TASK PROMPT >> Which lines hold the word "labels"? Show each of them.

--- begin ---

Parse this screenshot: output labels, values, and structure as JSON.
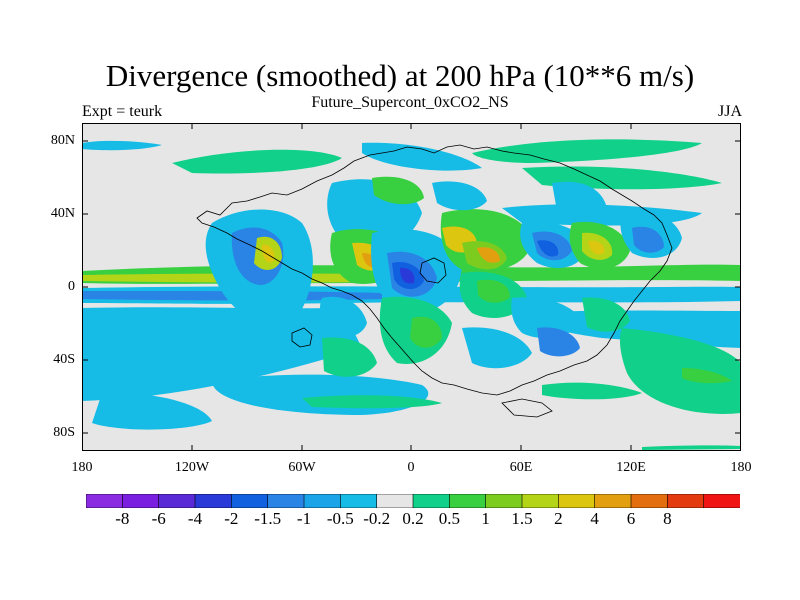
{
  "title": "Divergence (smoothed) at 200 hPa (10**6 m/s)",
  "subtitle": "Future_Supercont_0xCO2_NS",
  "left_label": "Expt = teurk",
  "right_label": "JJA",
  "map": {
    "background_color": "#e6e6e6",
    "lon_range": [
      -180,
      180
    ],
    "lat_range": [
      -90,
      90
    ],
    "y_ticks": [
      "80N",
      "40N",
      "0",
      "40S",
      "80S"
    ],
    "x_ticks": [
      "180",
      "120W",
      "60W",
      "0",
      "60E",
      "120E",
      "180"
    ]
  },
  "colorbar": {
    "colors": [
      "#8a2be2",
      "#7a1ee0",
      "#5a2ad6",
      "#2a3ad8",
      "#1060e0",
      "#2a84e6",
      "#1ca4e8",
      "#16bce6",
      "#e6e6e6",
      "#10d08a",
      "#38d040",
      "#7ccc20",
      "#b4d418",
      "#dcc610",
      "#e2a010",
      "#e26e10",
      "#e43a10",
      "#f01414"
    ],
    "labels": [
      "-8",
      "-6",
      "-4",
      "-2",
      "-1.5",
      "-1",
      "-0.5",
      "-0.2",
      "0.2",
      "0.5",
      "1",
      "1.5",
      "2",
      "4",
      "6",
      "8"
    ]
  }
}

--- end ---

REPLY TO THE EXERCISE >>
Parse this screenshot: output labels, values, and structure as JSON.
    "labels": [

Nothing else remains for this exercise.